» Information shown:
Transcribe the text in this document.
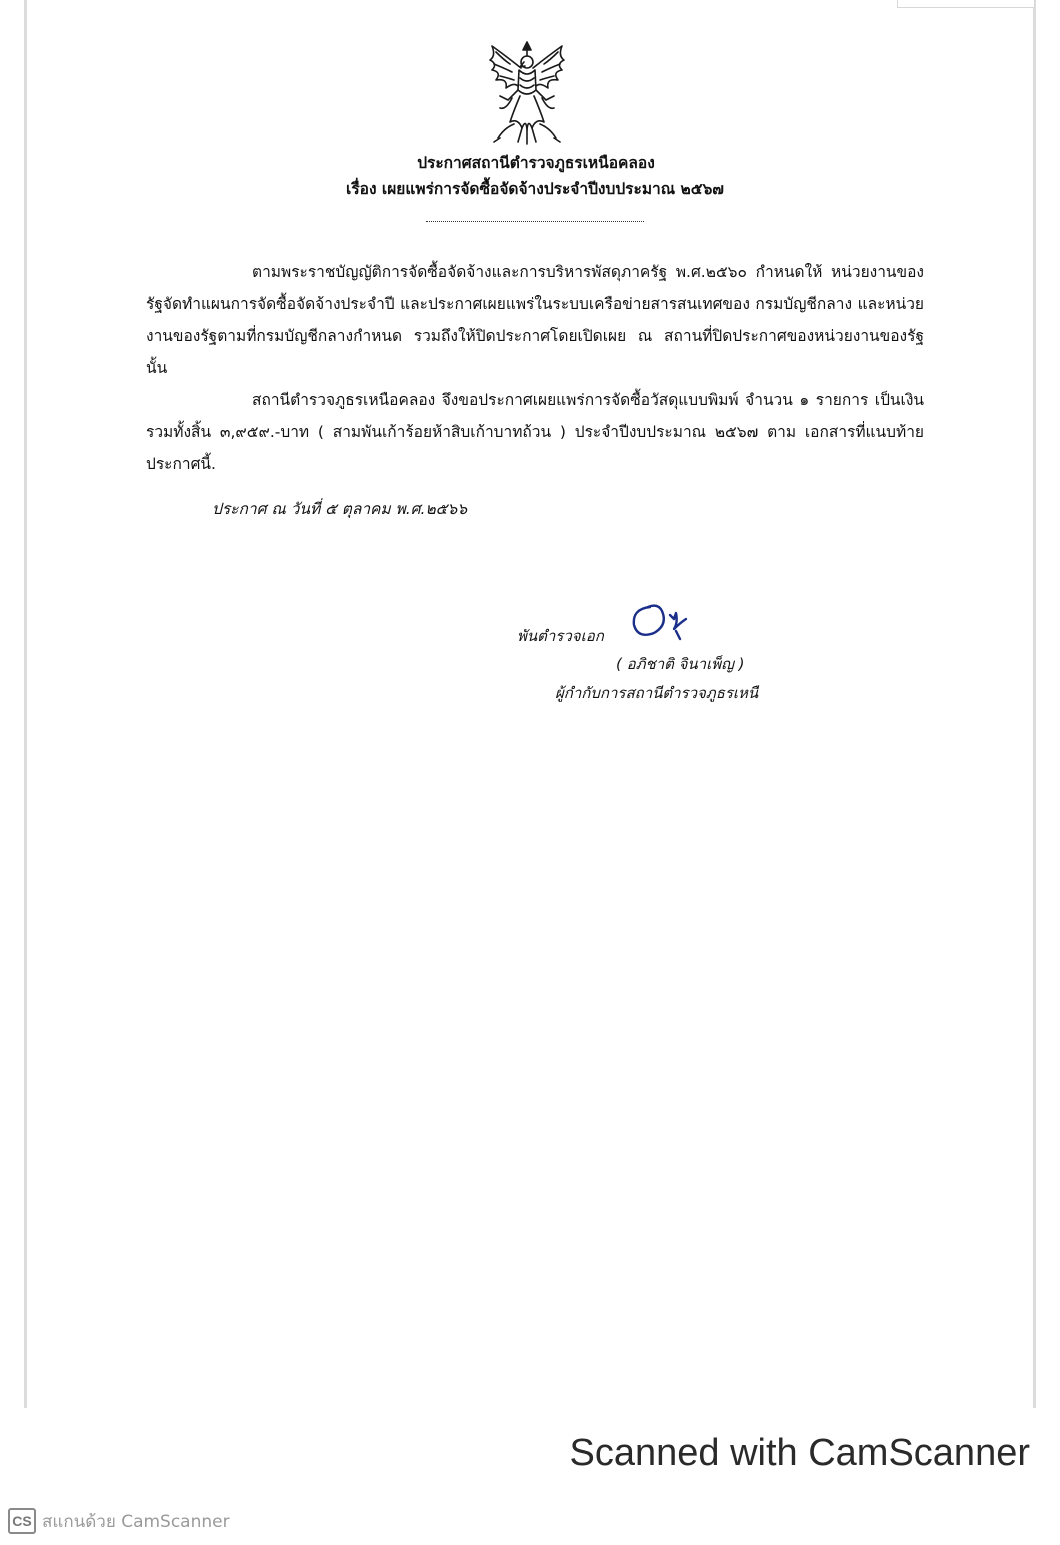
ประกาศสถานีตำรวจภูธรเหนือคลอง
เรื่อง เผยแพร่การจัดซื้อจัดจ้างประจำปีงบประมาณ ๒๕๖๗
ตามพระราชบัญญัติการจัดซื้อจัดจ้างและการบริหารพัสดุภาครัฐ พ.ศ.๒๕๖๐ กำหนดให้ หน่วยงานของรัฐจัดทำแผนการจัดซื้อจัดจ้างประจำปี และประกาศเผยแพร่ในระบบเครือข่ายสารสนเทศของ กรมบัญชีกลาง และหน่วยงานของรัฐตามที่กรมบัญชีกลางกำหนด รวมถึงให้ปิดประกาศโดยเปิดเผย ณ สถานที่ปิดประกาศของหน่วยงานของรัฐ นั้น
สถานีตำรวจภูธรเหนือคลอง จึงขอประกาศเผยแพร่การจัดซื้อวัสดุแบบพิมพ์ จำนวน ๑ รายการ เป็นเงินรวมทั้งสิ้น ๓,๙๕๙.-บาท ( สามพันเก้าร้อยห้าสิบเก้าบาทถ้วน ) ประจำปีงบประมาณ ๒๕๖๗ ตาม เอกสารที่แนบท้ายประกาศนี้.
ประกาศ ณ วันที่ ๕ ตุลาคม พ.ศ.๒๕๖๖
พันตำรวจเอก
( อภิชาติ จินาเพ็ญ )
ผู้กำกับการสถานีตำรวจภูธรเหนื
Scanned with CamScanner
CS สแกนด้วย CamScanner
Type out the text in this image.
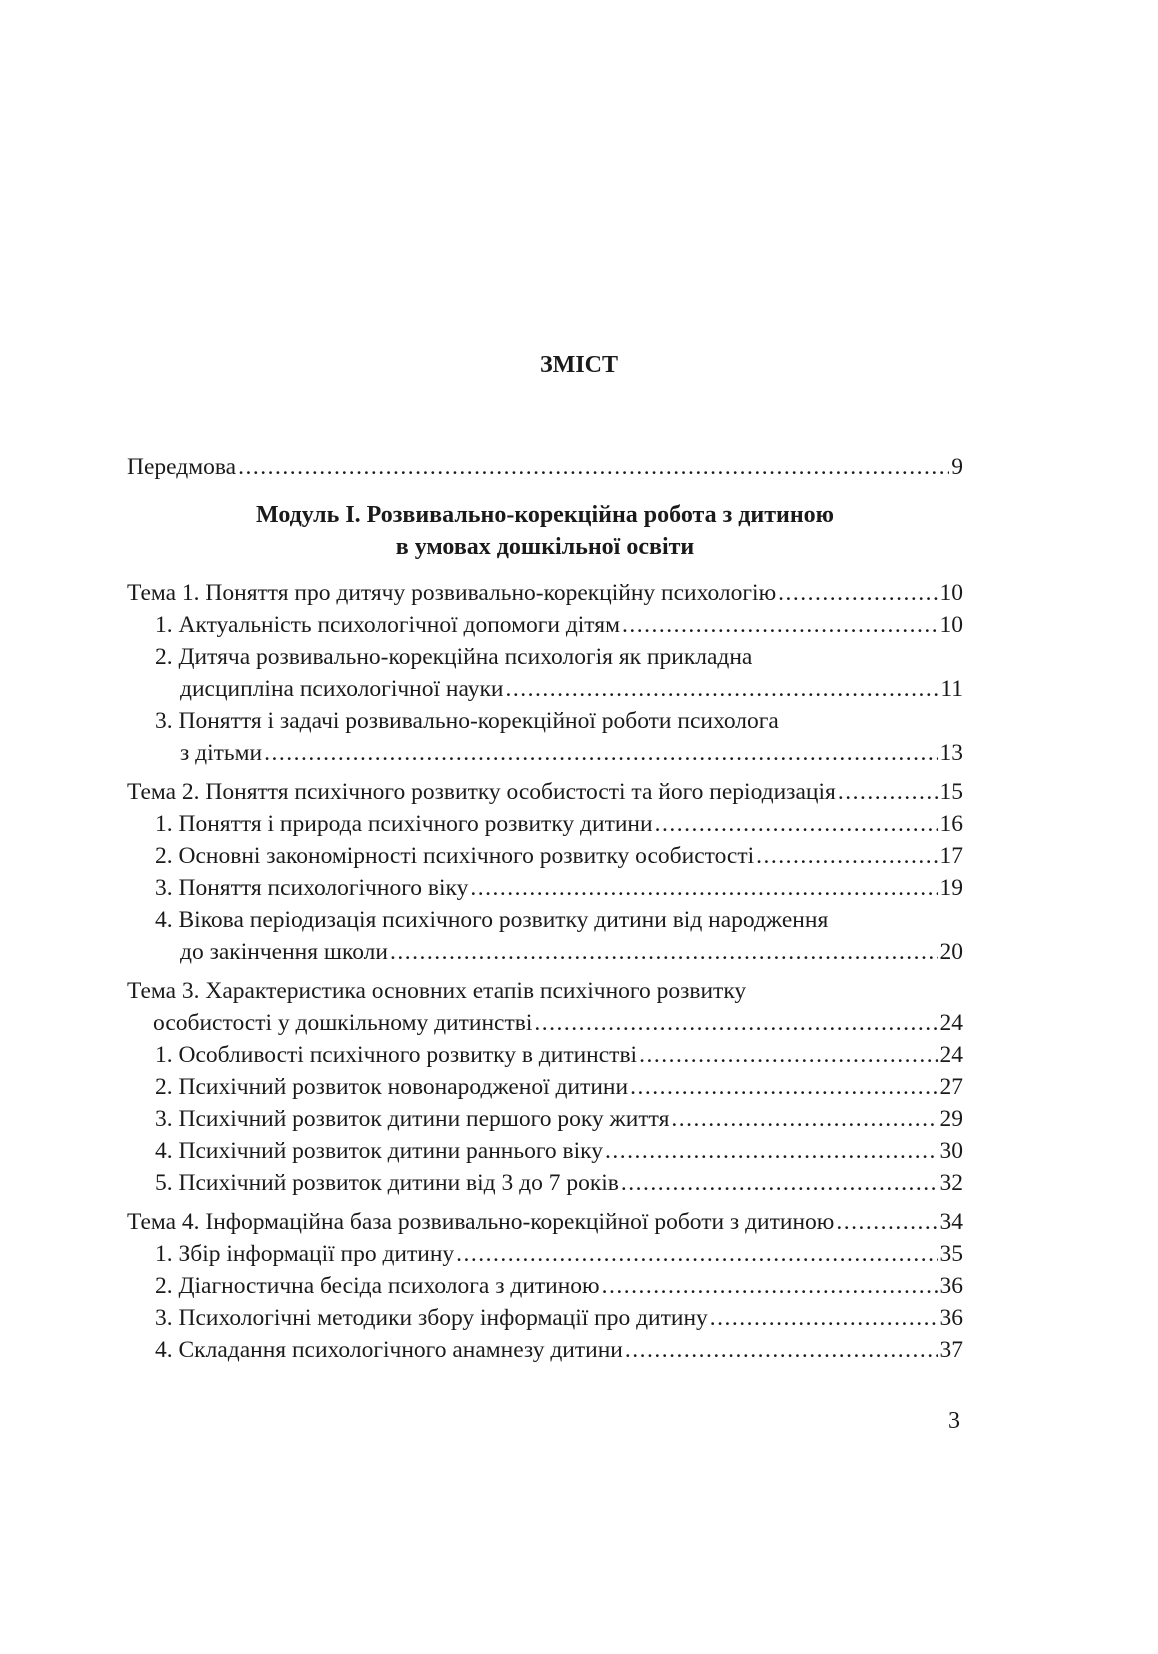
ЗМІСТ
Передмова .....	9
Модуль І. Розвивально-корекційна робота з дитиною
в умовах дошкільної освіти
Тема 1. Поняття про дитячу розвивально-корекційну психологію .....	10
1. Актуальність психологічної допомоги дітям .....	10
2. Дитяча розвивально-корекційна психологія як прикладна
дисципліна психологічної науки .....	11
3. Поняття і задачі розвивально-корекційної роботи психолога
з дітьми .....	13
Тема 2. Поняття психічного розвитку особистості та його періодизація .....	15
1. Поняття і природа психічного розвитку дитини .....	16
2. Основні закономірності психічного розвитку особистості .....	17
3. Поняття психологічного віку .....	19
4. Вікова періодизація психічного розвитку дитини від народження
до закінчення школи .....	20
Тема 3. Характеристика основних етапів психічного розвитку
особистості у дошкільному дитинстві .....	24
1. Особливості психічного розвитку в дитинстві .....	24
2. Психічний розвиток новонародженої дитини .....	27
3. Психічний розвиток дитини першого року життя .....	29
4. Психічний розвиток дитини раннього віку .....	30
5. Психічний розвиток дитини від 3 до 7 років .....	32
Тема 4. Інформаційна база розвивально-корекційної роботи з дитиною .....	34
1. Збір інформації про дитину .....	35
2. Діагностична бесіда психолога з дитиною .....	36
3. Психологічні методики збору інформації про дитину .....	36
4. Складання психологічного анамнезу дитини .....	37
3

» Exercise directions: Exclude every picture and copy the remaining data exactly.

» Expected output:
Transcribe the text in this document.
ประกาศสถานีตำรวจภูธรเหนือคลอง
เรื่อง เผยแพร่การจัดซื้อจัดจ้างประจำปีงบประมาณ ๒๕๖๗
ตามพระราชบัญญัติการจัดซื้อจัดจ้างและการบริหารพัสดุภาครัฐ พ.ศ.๒๕๖๐ กำหนดให้ หน่วยงานของรัฐจัดทำแผนการจัดซื้อจัดจ้างประจำปี และประกาศเผยแพร่ในระบบเครือข่ายสารสนเทศของ กรมบัญชีกลาง และหน่วยงานของรัฐตามที่กรมบัญชีกลางกำหนด รวมถึงให้ปิดประกาศโดยเปิดเผย ณ สถานที่ปิดประกาศของหน่วยงานของรัฐ นั้น
สถานีตำรวจภูธรเหนือคลอง จึงขอประกาศเผยแพร่การจัดซื้อวัสดุแบบพิมพ์ จำนวน ๑ รายการ เป็นเงินรวมทั้งสิ้น ๓,๙๕๙.-บาท ( สามพันเก้าร้อยห้าสิบเก้าบาทถ้วน ) ประจำปีงบประมาณ ๒๕๖๗ ตาม เอกสารที่แนบท้ายประกาศนี้.
ประกาศ ณ วันที่ ๕ ตุลาคม พ.ศ.๒๕๖๖
พันตำรวจเอก
( อภิชาติ จินาเพ็ญ )
ผู้กำกับการสถานีตำรวจภูธรเหนื
Scanned with CamScanner
CS สแกนด้วย CamScanner
Type out the text in this image.
ЗМІСТ
Передмова .....	9
Модуль І. Розвивально-корекційна робота з дитиною
в умовах дошкільної освіти
Тема 1. Поняття про дитячу розвивально-корекційну психологію .....	10
1. Актуальність психологічної допомоги дітям .....	10
2. Дитяча розвивально-корекційна психологія як прикладна
дисципліна психологічної науки .....	11
3. Поняття і задачі розвивально-корекційної роботи психолога
з дітьми .....	13
Тема 2. Поняття психічного розвитку особистості та його періодизація .....	15
1. Поняття і природа психічного розвитку дитини .....	16
2. Основні закономірності психічного розвитку особистості .....	17
3. Поняття психологічного віку .....	19
4. Вікова періодизація психічного розвитку дитини від народження
до закінчення школи .....	20
Тема 3. Характеристика основних етапів психічного розвитку
особистості у дошкільному дитинстві .....	24
1. Особливості психічного розвитку в дитинстві .....	24
2. Психічний розвиток новонародженої дитини .....	27
3. Психічний розвиток дитини першого року життя .....	29
4. Психічний розвиток дитини раннього віку .....	30
5. Психічний розвиток дитини від 3 до 7 років .....	32
Тема 4. Інформаційна база розвивально-корекційної роботи з дитиною .....	34
1. Збір інформації про дитину .....	35
2. Діагностична бесіда психолога з дитиною .....	36
3. Психологічні методики збору інформації про дитину .....	36
4. Складання психологічного анамнезу дитини .....	37
3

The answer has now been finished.